Chart and figure data
———
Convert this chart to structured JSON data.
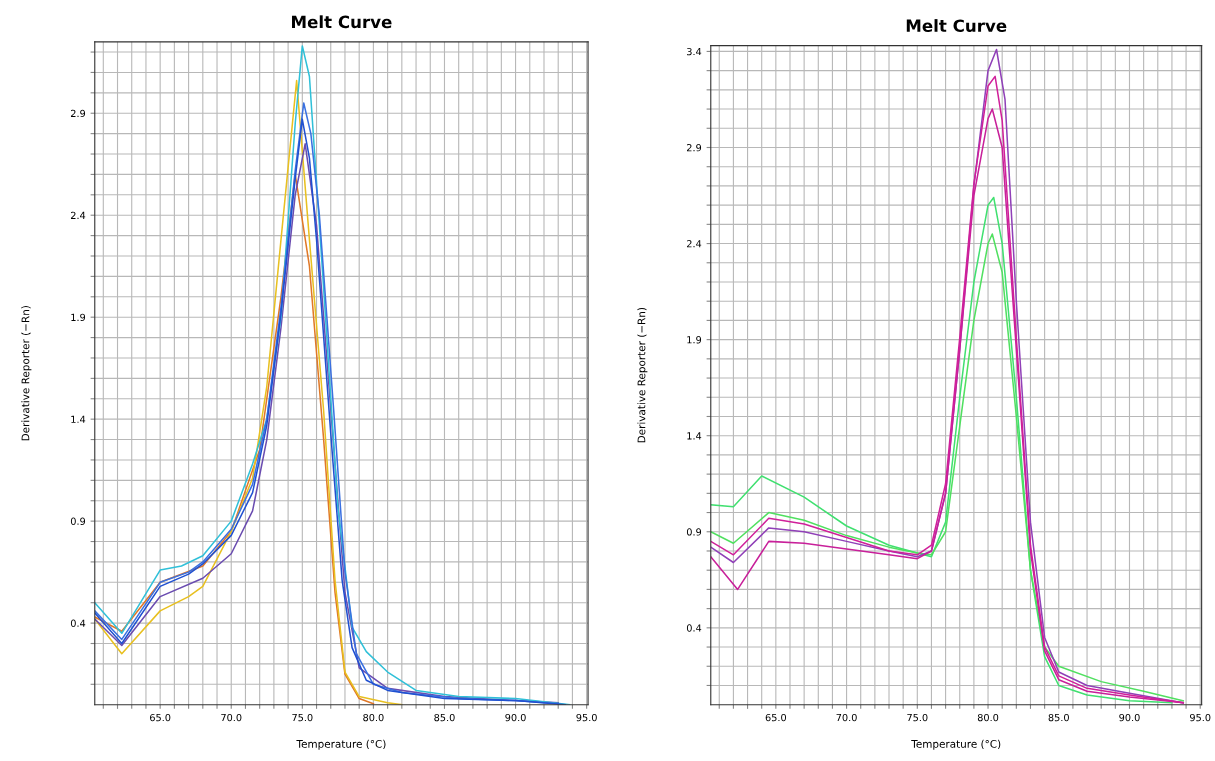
{
  "chart_data": [
    {
      "type": "line",
      "title": "Melt Curve",
      "xlabel": "Temperature (°C)",
      "ylabel": "Derivative Reporter (−Rn)",
      "grid": true,
      "marker": "none",
      "line_style": "solid",
      "xlim": [
        60.4,
        95.1
      ],
      "ylim": [
        0,
        3.25
      ],
      "xticks": [
        {
          "value": 61,
          "label": null
        },
        {
          "value": 62,
          "label": null
        },
        {
          "value": 63,
          "label": null
        },
        {
          "value": 64,
          "label": null
        },
        {
          "value": 65,
          "label": "65.0"
        },
        {
          "value": 66,
          "label": null
        },
        {
          "value": 67,
          "label": null
        },
        {
          "value": 68,
          "label": null
        },
        {
          "value": 69,
          "label": null
        },
        {
          "value": 70,
          "label": "70.0"
        },
        {
          "value": 71,
          "label": null
        },
        {
          "value": 72,
          "label": null
        },
        {
          "value": 73,
          "label": null
        },
        {
          "value": 74,
          "label": null
        },
        {
          "value": 75,
          "label": "75.0"
        },
        {
          "value": 76,
          "label": null
        },
        {
          "value": 77,
          "label": null
        },
        {
          "value": 78,
          "label": null
        },
        {
          "value": 79,
          "label": null
        },
        {
          "value": 80,
          "label": "80.0"
        },
        {
          "value": 81,
          "label": null
        },
        {
          "value": 82,
          "label": null
        },
        {
          "value": 83,
          "label": null
        },
        {
          "value": 84,
          "label": null
        },
        {
          "value": 85,
          "label": "85.0"
        },
        {
          "value": 86,
          "label": null
        },
        {
          "value": 87,
          "label": null
        },
        {
          "value": 88,
          "label": null
        },
        {
          "value": 89,
          "label": null
        },
        {
          "value": 90,
          "label": "90.0"
        },
        {
          "value": 91,
          "label": null
        },
        {
          "value": 92,
          "label": null
        },
        {
          "value": 93,
          "label": null
        },
        {
          "value": 94,
          "label": null
        },
        {
          "value": 95,
          "label": "95.0"
        }
      ],
      "yticks": [
        {
          "value": 0.1,
          "label": null
        },
        {
          "value": 0.2,
          "label": null
        },
        {
          "value": 0.3,
          "label": null
        },
        0.4,
        {
          "value": 0.5,
          "label": null
        },
        {
          "value": 0.6,
          "label": null
        },
        {
          "value": 0.7,
          "label": null
        },
        {
          "value": 0.8,
          "label": null
        },
        0.9,
        {
          "value": 1.0,
          "label": null
        },
        {
          "value": 1.1,
          "label": null
        },
        {
          "value": 1.2,
          "label": null
        },
        {
          "value": 1.3,
          "label": null
        },
        1.4,
        {
          "value": 1.5,
          "label": null
        },
        {
          "value": 1.6,
          "label": null
        },
        {
          "value": 1.7,
          "label": null
        },
        {
          "value": 1.8,
          "label": null
        },
        1.9,
        {
          "value": 2.0,
          "label": null
        },
        {
          "value": 2.1,
          "label": null
        },
        {
          "value": 2.2,
          "label": null
        },
        {
          "value": 2.3,
          "label": null
        },
        2.4,
        {
          "value": 2.5,
          "label": null
        },
        {
          "value": 2.6,
          "label": null
        },
        {
          "value": 2.7,
          "label": null
        },
        {
          "value": 2.8,
          "label": null
        },
        2.9,
        {
          "value": 3.0,
          "label": null
        },
        {
          "value": 3.1,
          "label": null
        },
        {
          "value": 3.2,
          "label": null
        }
      ],
      "series": [
        {
          "color": "#e07828",
          "x": [
            60.4,
            62.3,
            65,
            68,
            70,
            72,
            73.5,
            74.5,
            75.5,
            76.5,
            77.3,
            78,
            79,
            80
          ],
          "values": [
            0.43,
            0.36,
            0.6,
            0.68,
            0.85,
            1.25,
            2.0,
            2.6,
            2.15,
            1.3,
            0.55,
            0.15,
            0.03,
            0.005
          ]
        },
        {
          "color": "#e8c020",
          "x": [
            60.4,
            62.3,
            65,
            67,
            68,
            70,
            71.5,
            72.5,
            73.5,
            74.6,
            75.5,
            76.5,
            77.3,
            78,
            79,
            81,
            82
          ],
          "values": [
            0.42,
            0.25,
            0.46,
            0.53,
            0.58,
            0.85,
            1.11,
            1.56,
            2.28,
            3.06,
            2.28,
            1.44,
            0.61,
            0.16,
            0.04,
            0.01,
            0.0
          ]
        },
        {
          "color": "#6a4cb0",
          "x": [
            60.4,
            62.3,
            65,
            68,
            70,
            71.5,
            72.5,
            73.5,
            74.5,
            75.2,
            76,
            77,
            78,
            79,
            81,
            85,
            90,
            93
          ],
          "values": [
            0.42,
            0.29,
            0.53,
            0.62,
            0.74,
            0.95,
            1.3,
            1.85,
            2.5,
            2.75,
            2.35,
            1.45,
            0.55,
            0.18,
            0.08,
            0.04,
            0.02,
            0.01
          ]
        },
        {
          "color": "#30c0d8",
          "x": [
            60.4,
            62.3,
            65,
            66.5,
            68,
            70,
            71.5,
            72.5,
            73.5,
            74.5,
            75,
            75.5,
            76.5,
            77.5,
            78.5,
            79.5,
            81,
            83,
            86,
            90,
            93.8
          ],
          "values": [
            0.5,
            0.35,
            0.66,
            0.68,
            0.73,
            0.9,
            1.18,
            1.4,
            1.9,
            2.85,
            3.23,
            3.08,
            2.04,
            0.97,
            0.38,
            0.26,
            0.16,
            0.07,
            0.04,
            0.03,
            0.0
          ]
        },
        {
          "color": "#3a70e0",
          "x": [
            60.4,
            62.3,
            65,
            67,
            68,
            70,
            71.5,
            72.5,
            73.5,
            74.5,
            75.1,
            75.6,
            76.2,
            77.2,
            78,
            78.8,
            80,
            82,
            86,
            90,
            93
          ],
          "values": [
            0.46,
            0.32,
            0.6,
            0.65,
            0.7,
            0.86,
            1.08,
            1.4,
            1.95,
            2.62,
            2.95,
            2.8,
            2.4,
            1.45,
            0.65,
            0.25,
            0.1,
            0.06,
            0.03,
            0.02,
            0.005
          ]
        },
        {
          "color": "#2050d0",
          "x": [
            60.4,
            62.3,
            65,
            67,
            68,
            70,
            71.5,
            72.5,
            73.5,
            74.5,
            75,
            75.5,
            76,
            77,
            77.8,
            78.5,
            79.5,
            81,
            85,
            90,
            93.5
          ],
          "values": [
            0.45,
            0.3,
            0.58,
            0.64,
            0.69,
            0.83,
            1.04,
            1.37,
            1.92,
            2.58,
            2.87,
            2.68,
            2.28,
            1.33,
            0.61,
            0.28,
            0.12,
            0.07,
            0.03,
            0.02,
            0.0
          ]
        }
      ]
    },
    {
      "type": "line",
      "title": "Melt Curve",
      "xlabel": "Temperature (°C)",
      "ylabel": "Derivative Reporter (−Rn)",
      "grid": true,
      "marker": "none",
      "line_style": "solid",
      "xlim": [
        60.4,
        95.1
      ],
      "ylim": [
        0,
        3.43
      ],
      "xticks": [
        {
          "value": 61,
          "label": null
        },
        {
          "value": 62,
          "label": null
        },
        {
          "value": 63,
          "label": null
        },
        {
          "value": 64,
          "label": null
        },
        {
          "value": 65,
          "label": "65.0"
        },
        {
          "value": 66,
          "label": null
        },
        {
          "value": 67,
          "label": null
        },
        {
          "value": 68,
          "label": null
        },
        {
          "value": 69,
          "label": null
        },
        {
          "value": 70,
          "label": "70.0"
        },
        {
          "value": 71,
          "label": null
        },
        {
          "value": 72,
          "label": null
        },
        {
          "value": 73,
          "label": null
        },
        {
          "value": 74,
          "label": null
        },
        {
          "value": 75,
          "label": "75.0"
        },
        {
          "value": 76,
          "label": null
        },
        {
          "value": 77,
          "label": null
        },
        {
          "value": 78,
          "label": null
        },
        {
          "value": 79,
          "label": null
        },
        {
          "value": 80,
          "label": "80.0"
        },
        {
          "value": 81,
          "label": null
        },
        {
          "value": 82,
          "label": null
        },
        {
          "value": 83,
          "label": null
        },
        {
          "value": 84,
          "label": null
        },
        {
          "value": 85,
          "label": "85.0"
        },
        {
          "value": 86,
          "label": null
        },
        {
          "value": 87,
          "label": null
        },
        {
          "value": 88,
          "label": null
        },
        {
          "value": 89,
          "label": null
        },
        {
          "value": 90,
          "label": "90.0"
        },
        {
          "value": 91,
          "label": null
        },
        {
          "value": 92,
          "label": null
        },
        {
          "value": 93,
          "label": null
        },
        {
          "value": 94,
          "label": null
        },
        {
          "value": 95,
          "label": "95.0"
        }
      ],
      "yticks": [
        {
          "value": 0.1,
          "label": null
        },
        {
          "value": 0.2,
          "label": null
        },
        {
          "value": 0.3,
          "label": null
        },
        0.4,
        {
          "value": 0.5,
          "label": null
        },
        {
          "value": 0.6,
          "label": null
        },
        {
          "value": 0.7,
          "label": null
        },
        {
          "value": 0.8,
          "label": null
        },
        0.9,
        {
          "value": 1.0,
          "label": null
        },
        {
          "value": 1.1,
          "label": null
        },
        {
          "value": 1.2,
          "label": null
        },
        {
          "value": 1.3,
          "label": null
        },
        1.4,
        {
          "value": 1.5,
          "label": null
        },
        {
          "value": 1.6,
          "label": null
        },
        {
          "value": 1.7,
          "label": null
        },
        {
          "value": 1.8,
          "label": null
        },
        1.9,
        {
          "value": 2.0,
          "label": null
        },
        {
          "value": 2.1,
          "label": null
        },
        {
          "value": 2.2,
          "label": null
        },
        {
          "value": 2.3,
          "label": null
        },
        2.4,
        {
          "value": 2.5,
          "label": null
        },
        {
          "value": 2.6,
          "label": null
        },
        {
          "value": 2.7,
          "label": null
        },
        {
          "value": 2.8,
          "label": null
        },
        2.9,
        {
          "value": 3.0,
          "label": null
        },
        {
          "value": 3.1,
          "label": null
        },
        {
          "value": 3.2,
          "label": null
        },
        {
          "value": 3.3,
          "label": null
        },
        3.4
      ],
      "series": [
        {
          "color": "#40e070",
          "x": [
            60.4,
            62,
            64,
            67,
            70,
            73,
            75,
            76,
            77,
            78,
            79,
            80,
            80.4,
            81,
            82,
            83,
            84,
            85,
            87,
            90,
            93
          ],
          "values": [
            1.04,
            1.03,
            1.19,
            1.08,
            0.93,
            0.83,
            0.79,
            0.77,
            0.95,
            1.6,
            2.2,
            2.6,
            2.64,
            2.4,
            1.6,
            0.7,
            0.25,
            0.1,
            0.05,
            0.02,
            0.01
          ]
        },
        {
          "color": "#50e060",
          "x": [
            60.4,
            62,
            64.5,
            67,
            70,
            73,
            75,
            76,
            77,
            78,
            79,
            80,
            80.3,
            81,
            82,
            83,
            84,
            85,
            88,
            91,
            93.8
          ],
          "values": [
            0.9,
            0.84,
            1.0,
            0.96,
            0.88,
            0.82,
            0.79,
            0.78,
            0.9,
            1.45,
            2.0,
            2.4,
            2.45,
            2.25,
            1.5,
            0.7,
            0.3,
            0.2,
            0.12,
            0.07,
            0.02
          ]
        },
        {
          "color": "#9040b8",
          "x": [
            60.4,
            62,
            64.5,
            67,
            70,
            73,
            75,
            76,
            77,
            78,
            79,
            80,
            80.6,
            81.2,
            82,
            83,
            84,
            85,
            87,
            90,
            93.8
          ],
          "values": [
            0.82,
            0.74,
            0.92,
            0.9,
            0.85,
            0.8,
            0.77,
            0.8,
            1.1,
            1.85,
            2.7,
            3.3,
            3.41,
            3.15,
            2.1,
            0.95,
            0.35,
            0.17,
            0.1,
            0.06,
            0.01
          ]
        },
        {
          "color": "#c8209a",
          "x": [
            60.4,
            62.3,
            64.5,
            67,
            70,
            73,
            75,
            76,
            77,
            78,
            79,
            80,
            80.3,
            81,
            82,
            83,
            84,
            85,
            87,
            90,
            93.8
          ],
          "values": [
            0.77,
            0.6,
            0.85,
            0.84,
            0.81,
            0.78,
            0.76,
            0.8,
            1.1,
            1.85,
            2.65,
            3.05,
            3.1,
            2.9,
            1.85,
            0.8,
            0.28,
            0.13,
            0.07,
            0.04,
            0.01
          ]
        },
        {
          "color": "#d0209a",
          "x": [
            60.4,
            62,
            64.5,
            67,
            70,
            73,
            75,
            76,
            77,
            78,
            79,
            80,
            80.5,
            81,
            82,
            83,
            84,
            85,
            87,
            90,
            93.8
          ],
          "values": [
            0.85,
            0.78,
            0.97,
            0.94,
            0.87,
            0.8,
            0.78,
            0.83,
            1.15,
            1.91,
            2.71,
            3.22,
            3.27,
            3.04,
            1.91,
            0.83,
            0.3,
            0.15,
            0.085,
            0.05,
            0.01
          ]
        }
      ]
    }
  ]
}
———
Count the lines in the records above that contain the word "color", and reply with only that number.

- _Expected answer_: 11